§ JOB
Make an exact copy of the records, with the pictures left out.

※

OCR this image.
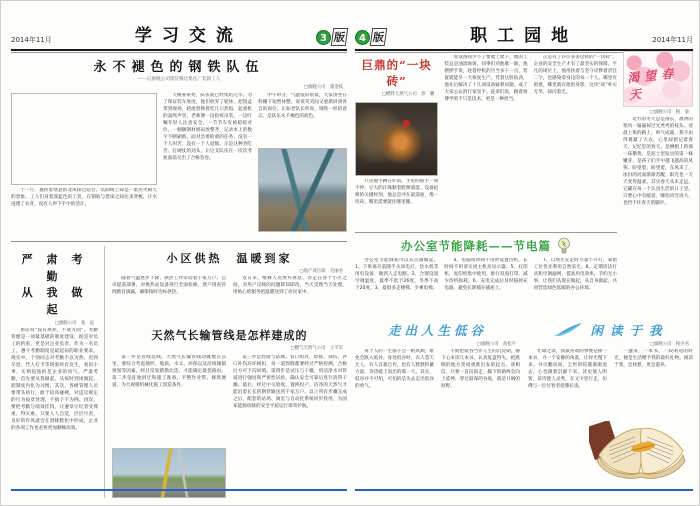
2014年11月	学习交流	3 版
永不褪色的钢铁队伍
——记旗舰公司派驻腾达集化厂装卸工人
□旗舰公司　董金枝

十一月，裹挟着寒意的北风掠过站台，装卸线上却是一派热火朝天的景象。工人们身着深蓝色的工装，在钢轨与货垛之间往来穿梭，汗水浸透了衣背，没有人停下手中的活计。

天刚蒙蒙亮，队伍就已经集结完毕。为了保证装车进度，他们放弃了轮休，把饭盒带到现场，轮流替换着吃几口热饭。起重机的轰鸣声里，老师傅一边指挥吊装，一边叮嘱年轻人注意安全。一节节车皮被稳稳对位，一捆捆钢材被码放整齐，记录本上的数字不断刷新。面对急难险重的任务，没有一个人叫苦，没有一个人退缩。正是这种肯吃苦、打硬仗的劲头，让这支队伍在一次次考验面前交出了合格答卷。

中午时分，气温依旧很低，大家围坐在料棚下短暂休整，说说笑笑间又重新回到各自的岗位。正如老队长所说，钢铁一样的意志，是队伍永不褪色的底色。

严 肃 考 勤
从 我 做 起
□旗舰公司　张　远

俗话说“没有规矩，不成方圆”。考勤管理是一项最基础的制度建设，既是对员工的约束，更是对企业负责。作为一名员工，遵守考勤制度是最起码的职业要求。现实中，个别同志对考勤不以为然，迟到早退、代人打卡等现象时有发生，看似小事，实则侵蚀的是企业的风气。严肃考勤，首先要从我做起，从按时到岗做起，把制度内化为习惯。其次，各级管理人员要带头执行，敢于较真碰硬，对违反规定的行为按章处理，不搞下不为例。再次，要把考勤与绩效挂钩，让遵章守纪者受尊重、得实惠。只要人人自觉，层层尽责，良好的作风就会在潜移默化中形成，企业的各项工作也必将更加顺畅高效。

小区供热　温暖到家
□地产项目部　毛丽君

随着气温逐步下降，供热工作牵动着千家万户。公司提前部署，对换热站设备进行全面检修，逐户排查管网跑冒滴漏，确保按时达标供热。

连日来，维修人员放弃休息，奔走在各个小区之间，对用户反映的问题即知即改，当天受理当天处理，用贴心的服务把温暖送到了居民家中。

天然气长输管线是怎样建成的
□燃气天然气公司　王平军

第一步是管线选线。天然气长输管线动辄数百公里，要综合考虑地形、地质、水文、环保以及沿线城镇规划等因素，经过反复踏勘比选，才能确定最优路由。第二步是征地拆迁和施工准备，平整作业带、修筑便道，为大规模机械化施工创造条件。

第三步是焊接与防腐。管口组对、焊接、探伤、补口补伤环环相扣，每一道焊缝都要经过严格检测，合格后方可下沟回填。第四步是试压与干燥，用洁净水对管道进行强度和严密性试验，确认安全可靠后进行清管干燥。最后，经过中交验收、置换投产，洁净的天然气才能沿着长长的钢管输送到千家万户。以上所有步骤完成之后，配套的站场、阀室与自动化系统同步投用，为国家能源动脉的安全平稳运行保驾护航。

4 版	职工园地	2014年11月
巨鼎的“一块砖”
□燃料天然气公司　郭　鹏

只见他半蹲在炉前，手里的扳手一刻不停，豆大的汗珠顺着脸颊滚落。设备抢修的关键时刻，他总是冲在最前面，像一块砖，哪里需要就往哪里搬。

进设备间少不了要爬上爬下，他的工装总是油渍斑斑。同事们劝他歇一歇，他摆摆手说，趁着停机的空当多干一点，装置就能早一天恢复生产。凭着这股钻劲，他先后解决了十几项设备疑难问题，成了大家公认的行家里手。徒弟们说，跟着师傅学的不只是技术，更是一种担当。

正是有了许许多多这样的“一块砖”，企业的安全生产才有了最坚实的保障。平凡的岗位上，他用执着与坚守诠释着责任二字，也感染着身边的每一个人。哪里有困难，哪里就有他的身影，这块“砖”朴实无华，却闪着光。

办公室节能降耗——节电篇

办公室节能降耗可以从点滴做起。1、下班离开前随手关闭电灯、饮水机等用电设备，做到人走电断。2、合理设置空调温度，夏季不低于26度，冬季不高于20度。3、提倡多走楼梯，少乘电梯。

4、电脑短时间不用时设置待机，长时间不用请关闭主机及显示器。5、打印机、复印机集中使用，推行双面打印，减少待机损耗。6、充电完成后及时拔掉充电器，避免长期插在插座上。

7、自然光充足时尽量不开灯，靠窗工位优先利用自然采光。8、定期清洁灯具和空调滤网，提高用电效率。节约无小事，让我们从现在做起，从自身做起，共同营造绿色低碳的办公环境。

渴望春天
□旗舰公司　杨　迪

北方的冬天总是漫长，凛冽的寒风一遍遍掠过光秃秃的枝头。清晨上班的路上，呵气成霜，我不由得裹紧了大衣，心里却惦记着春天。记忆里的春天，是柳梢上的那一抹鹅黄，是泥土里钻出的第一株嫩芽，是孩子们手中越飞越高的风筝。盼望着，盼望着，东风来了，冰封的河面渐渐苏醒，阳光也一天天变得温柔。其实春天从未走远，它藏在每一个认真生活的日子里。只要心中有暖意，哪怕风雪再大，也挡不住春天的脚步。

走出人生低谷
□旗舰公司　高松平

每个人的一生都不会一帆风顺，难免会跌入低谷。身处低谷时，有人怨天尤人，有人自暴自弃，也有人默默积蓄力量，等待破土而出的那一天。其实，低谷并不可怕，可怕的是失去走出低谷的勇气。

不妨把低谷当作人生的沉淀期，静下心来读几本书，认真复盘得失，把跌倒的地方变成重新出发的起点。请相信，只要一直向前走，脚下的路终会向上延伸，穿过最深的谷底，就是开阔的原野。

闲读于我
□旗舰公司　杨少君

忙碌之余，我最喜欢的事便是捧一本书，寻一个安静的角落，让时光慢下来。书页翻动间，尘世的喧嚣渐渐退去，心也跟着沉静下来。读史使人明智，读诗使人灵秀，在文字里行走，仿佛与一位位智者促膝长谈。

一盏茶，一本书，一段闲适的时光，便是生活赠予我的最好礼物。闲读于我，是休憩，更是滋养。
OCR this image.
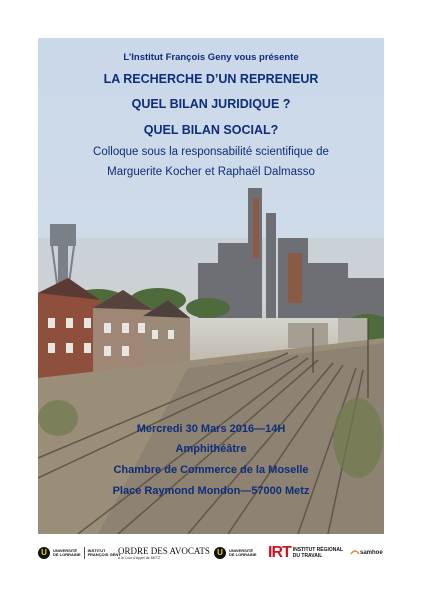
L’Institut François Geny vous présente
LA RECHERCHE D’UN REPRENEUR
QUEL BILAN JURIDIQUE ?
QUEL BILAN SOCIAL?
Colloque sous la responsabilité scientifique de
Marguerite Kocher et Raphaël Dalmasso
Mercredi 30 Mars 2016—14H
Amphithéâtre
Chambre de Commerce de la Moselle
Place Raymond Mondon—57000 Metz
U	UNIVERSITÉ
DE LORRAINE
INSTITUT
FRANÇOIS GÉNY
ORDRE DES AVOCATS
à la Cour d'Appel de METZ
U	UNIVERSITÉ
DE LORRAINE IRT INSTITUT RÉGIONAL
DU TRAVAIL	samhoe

※

§ PROBLEM SOLUTION
OCR this image.
2014年11月	学习交流	3 版
永不褪色的钢铁队伍
——记旗舰公司派驻腾达集化厂装卸工人
□旗舰公司　董金枝

十一月，裹挟着寒意的北风掠过站台，装卸线上却是一派热火朝天的景象。工人们身着深蓝色的工装，在钢轨与货垛之间往来穿梭，汗水浸透了衣背，没有人停下手中的活计。

天刚蒙蒙亮，队伍就已经集结完毕。为了保证装车进度，他们放弃了轮休，把饭盒带到现场，轮流替换着吃几口热饭。起重机的轰鸣声里，老师傅一边指挥吊装，一边叮嘱年轻人注意安全。一节节车皮被稳稳对位，一捆捆钢材被码放整齐，记录本上的数字不断刷新。面对急难险重的任务，没有一个人叫苦，没有一个人退缩。正是这种肯吃苦、打硬仗的劲头，让这支队伍在一次次考验面前交出了合格答卷。

中午时分，气温依旧很低，大家围坐在料棚下短暂休整，说说笑笑间又重新回到各自的岗位。正如老队长所说，钢铁一样的意志，是队伍永不褪色的底色。

严 肃 考 勤
从 我 做 起
□旗舰公司　张　远

俗话说“没有规矩，不成方圆”。考勤管理是一项最基础的制度建设，既是对员工的约束，更是对企业负责。作为一名员工，遵守考勤制度是最起码的职业要求。现实中，个别同志对考勤不以为然，迟到早退、代人打卡等现象时有发生，看似小事，实则侵蚀的是企业的风气。严肃考勤，首先要从我做起，从按时到岗做起，把制度内化为习惯。其次，各级管理人员要带头执行，敢于较真碰硬，对违反规定的行为按章处理，不搞下不为例。再次，要把考勤与绩效挂钩，让遵章守纪者受尊重、得实惠。只要人人自觉，层层尽责，良好的作风就会在潜移默化中形成，企业的各项工作也必将更加顺畅高效。

小区供热　温暖到家
□地产项目部　毛丽君

随着气温逐步下降，供热工作牵动着千家万户。公司提前部署，对换热站设备进行全面检修，逐户排查管网跑冒滴漏，确保按时达标供热。

连日来，维修人员放弃休息，奔走在各个小区之间，对用户反映的问题即知即改，当天受理当天处理，用贴心的服务把温暖送到了居民家中。

天然气长输管线是怎样建成的
□燃气天然气公司　王平军

第一步是管线选线。天然气长输管线动辄数百公里，要综合考虑地形、地质、水文、环保以及沿线城镇规划等因素，经过反复踏勘比选，才能确定最优路由。第二步是征地拆迁和施工准备，平整作业带、修筑便道，为大规模机械化施工创造条件。

第三步是焊接与防腐。管口组对、焊接、探伤、补口补伤环环相扣，每一道焊缝都要经过严格检测，合格后方可下沟回填。第四步是试压与干燥，用洁净水对管道进行强度和严密性试验，确认安全可靠后进行清管干燥。最后，经过中交验收、置换投产，洁净的天然气才能沿着长长的钢管输送到千家万户。以上所有步骤完成之后，配套的站场、阀室与自动化系统同步投用，为国家能源动脉的安全平稳运行保驾护航。

4 版	职工园地	2014年11月
巨鼎的“一块砖”
□燃料天然气公司　郭　鹏

只见他半蹲在炉前，手里的扳手一刻不停，豆大的汗珠顺着脸颊滚落。设备抢修的关键时刻，他总是冲在最前面，像一块砖，哪里需要就往哪里搬。

进设备间少不了要爬上爬下，他的工装总是油渍斑斑。同事们劝他歇一歇，他摆摆手说，趁着停机的空当多干一点，装置就能早一天恢复生产。凭着这股钻劲，他先后解决了十几项设备疑难问题，成了大家公认的行家里手。徒弟们说，跟着师傅学的不只是技术，更是一种担当。

正是有了许许多多这样的“一块砖”，企业的安全生产才有了最坚实的保障。平凡的岗位上，他用执着与坚守诠释着责任二字，也感染着身边的每一个人。哪里有困难，哪里就有他的身影，这块“砖”朴实无华，却闪着光。

办公室节能降耗——节电篇

办公室节能降耗可以从点滴做起。1、下班离开前随手关闭电灯、饮水机等用电设备，做到人走电断。2、合理设置空调温度，夏季不低于26度，冬季不高于20度。3、提倡多走楼梯，少乘电梯。

4、电脑短时间不用时设置待机，长时间不用请关闭主机及显示器。5、打印机、复印机集中使用，推行双面打印，减少待机损耗。6、充电完成后及时拔掉充电器，避免长期插在插座上。

7、自然光充足时尽量不开灯，靠窗工位优先利用自然采光。8、定期清洁灯具和空调滤网，提高用电效率。节约无小事，让我们从现在做起，从自身做起，共同营造绿色低碳的办公环境。

渴望春天
□旗舰公司　杨　迪

北方的冬天总是漫长，凛冽的寒风一遍遍掠过光秃秃的枝头。清晨上班的路上，呵气成霜，我不由得裹紧了大衣，心里却惦记着春天。记忆里的春天，是柳梢上的那一抹鹅黄，是泥土里钻出的第一株嫩芽，是孩子们手中越飞越高的风筝。盼望着，盼望着，东风来了，冰封的河面渐渐苏醒，阳光也一天天变得温柔。其实春天从未走远，它藏在每一个认真生活的日子里。只要心中有暖意，哪怕风雪再大，也挡不住春天的脚步。

走出人生低谷
□旗舰公司　高松平

每个人的一生都不会一帆风顺，难免会跌入低谷。身处低谷时，有人怨天尤人，有人自暴自弃，也有人默默积蓄力量，等待破土而出的那一天。其实，低谷并不可怕，可怕的是失去走出低谷的勇气。

不妨把低谷当作人生的沉淀期，静下心来读几本书，认真复盘得失，把跌倒的地方变成重新出发的起点。请相信，只要一直向前走，脚下的路终会向上延伸，穿过最深的谷底，就是开阔的原野。

闲读于我
□旗舰公司　杨少君

忙碌之余，我最喜欢的事便是捧一本书，寻一个安静的角落，让时光慢下来。书页翻动间，尘世的喧嚣渐渐退去，心也跟着沉静下来。读史使人明智，读诗使人灵秀，在文字里行走，仿佛与一位位智者促膝长谈。

一盏茶，一本书，一段闲适的时光，便是生活赠予我的最好礼物。闲读于我，是休憩，更是滋养。
OCR this image.
L’Institut François Geny vous présente
LA RECHERCHE D’UN REPRENEUR
QUEL BILAN JURIDIQUE ?
QUEL BILAN SOCIAL?
Colloque sous la responsabilité scientifique de
Marguerite Kocher et Raphaël Dalmasso
Mercredi 30 Mars 2016—14H
Amphithéâtre
Chambre de Commerce de la Moselle
Place Raymond Mondon—57000 Metz
U	UNIVERSITÉ
DE LORRAINE
INSTITUT
FRANÇOIS GÉNY
ORDRE DES AVOCATS
à la Cour d'Appel de METZ
U	UNIVERSITÉ
DE LORRAINE IRT INSTITUT RÉGIONAL
DU TRAVAIL	samhoe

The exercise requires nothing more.